[begin Data lines]
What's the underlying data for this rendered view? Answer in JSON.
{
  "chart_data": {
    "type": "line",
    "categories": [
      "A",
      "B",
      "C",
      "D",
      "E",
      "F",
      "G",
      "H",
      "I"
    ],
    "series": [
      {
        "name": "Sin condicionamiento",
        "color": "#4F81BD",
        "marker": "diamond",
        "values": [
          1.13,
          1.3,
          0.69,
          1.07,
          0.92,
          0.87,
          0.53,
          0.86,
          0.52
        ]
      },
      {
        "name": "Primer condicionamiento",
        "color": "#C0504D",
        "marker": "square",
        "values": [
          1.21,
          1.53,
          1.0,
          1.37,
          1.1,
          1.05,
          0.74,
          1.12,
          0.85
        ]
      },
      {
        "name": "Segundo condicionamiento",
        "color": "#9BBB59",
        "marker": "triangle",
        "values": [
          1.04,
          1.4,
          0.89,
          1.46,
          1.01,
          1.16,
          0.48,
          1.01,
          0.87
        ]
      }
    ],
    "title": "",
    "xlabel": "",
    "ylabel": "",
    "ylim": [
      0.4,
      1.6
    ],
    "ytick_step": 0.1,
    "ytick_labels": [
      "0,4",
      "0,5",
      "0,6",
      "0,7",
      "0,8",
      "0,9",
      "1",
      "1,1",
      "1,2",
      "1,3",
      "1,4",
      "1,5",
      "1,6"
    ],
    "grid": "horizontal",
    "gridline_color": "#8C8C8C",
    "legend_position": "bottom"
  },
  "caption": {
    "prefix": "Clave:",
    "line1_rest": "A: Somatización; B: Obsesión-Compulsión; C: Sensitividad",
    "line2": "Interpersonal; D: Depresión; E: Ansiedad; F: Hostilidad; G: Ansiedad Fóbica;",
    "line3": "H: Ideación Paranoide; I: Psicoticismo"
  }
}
[end Data lines]
◆ What you will do ◆
Give an exact copy of all the data shown above.

◆ The completed task ◆
What's the underlying data for this rendered view? Answer in JSON.
{
  "chart_data": {
    "type": "line",
    "categories": [
      "A",
      "B",
      "C",
      "D",
      "E",
      "F",
      "G",
      "H",
      "I"
    ],
    "series": [
      {
        "name": "Sin condicionamiento",
        "color": "#4F81BD",
        "marker": "diamond",
        "values": [
          1.13,
          1.3,
          0.69,
          1.07,
          0.92,
          0.87,
          0.53,
          0.86,
          0.52
        ]
      },
      {
        "name": "Primer condicionamiento",
        "color": "#C0504D",
        "marker": "square",
        "values": [
          1.21,
          1.53,
          1.0,
          1.37,
          1.1,
          1.05,
          0.74,
          1.12,
          0.85
        ]
      },
      {
        "name": "Segundo condicionamiento",
        "color": "#9BBB59",
        "marker": "triangle",
        "values": [
          1.04,
          1.4,
          0.89,
          1.46,
          1.01,
          1.16,
          0.48,
          1.01,
          0.87
        ]
      }
    ],
    "title": "",
    "xlabel": "",
    "ylabel": "",
    "ylim": [
      0.4,
      1.6
    ],
    "ytick_step": 0.1,
    "ytick_labels": [
      "0,4",
      "0,5",
      "0,6",
      "0,7",
      "0,8",
      "0,9",
      "1",
      "1,1",
      "1,2",
      "1,3",
      "1,4",
      "1,5",
      "1,6"
    ],
    "grid": "horizontal",
    "gridline_color": "#8C8C8C",
    "legend_position": "bottom"
  },
  "caption": {
    "prefix": "Clave:",
    "line1_rest": "A: Somatización; B: Obsesión-Compulsión; C: Sensitividad",
    "line2": "Interpersonal; D: Depresión; E: Ansiedad; F: Hostilidad; G: Ansiedad Fóbica;",
    "line3": "H: Ideación Paranoide; I: Psicoticismo"
  }
}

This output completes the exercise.